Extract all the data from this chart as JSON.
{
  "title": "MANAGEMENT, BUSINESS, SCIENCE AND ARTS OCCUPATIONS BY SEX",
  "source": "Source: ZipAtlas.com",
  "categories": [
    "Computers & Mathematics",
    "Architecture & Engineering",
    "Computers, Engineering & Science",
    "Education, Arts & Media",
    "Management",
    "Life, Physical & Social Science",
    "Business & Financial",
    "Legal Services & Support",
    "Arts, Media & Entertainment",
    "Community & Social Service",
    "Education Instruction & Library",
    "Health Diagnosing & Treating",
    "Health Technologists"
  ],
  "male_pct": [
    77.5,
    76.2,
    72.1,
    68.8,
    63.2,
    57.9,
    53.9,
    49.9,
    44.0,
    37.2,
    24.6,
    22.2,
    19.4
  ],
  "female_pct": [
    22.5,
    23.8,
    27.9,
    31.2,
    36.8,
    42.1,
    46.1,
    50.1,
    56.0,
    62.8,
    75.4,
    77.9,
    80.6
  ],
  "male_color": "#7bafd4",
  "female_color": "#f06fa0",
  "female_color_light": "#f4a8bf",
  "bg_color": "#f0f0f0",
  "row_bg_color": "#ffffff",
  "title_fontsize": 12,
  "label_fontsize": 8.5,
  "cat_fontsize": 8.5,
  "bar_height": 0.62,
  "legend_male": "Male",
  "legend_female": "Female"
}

Stated exercise> Pick out every line with the string "Health" and copy it.

Worked answer>
    "Health Diagnosing & Treating",
    "Health Technologists"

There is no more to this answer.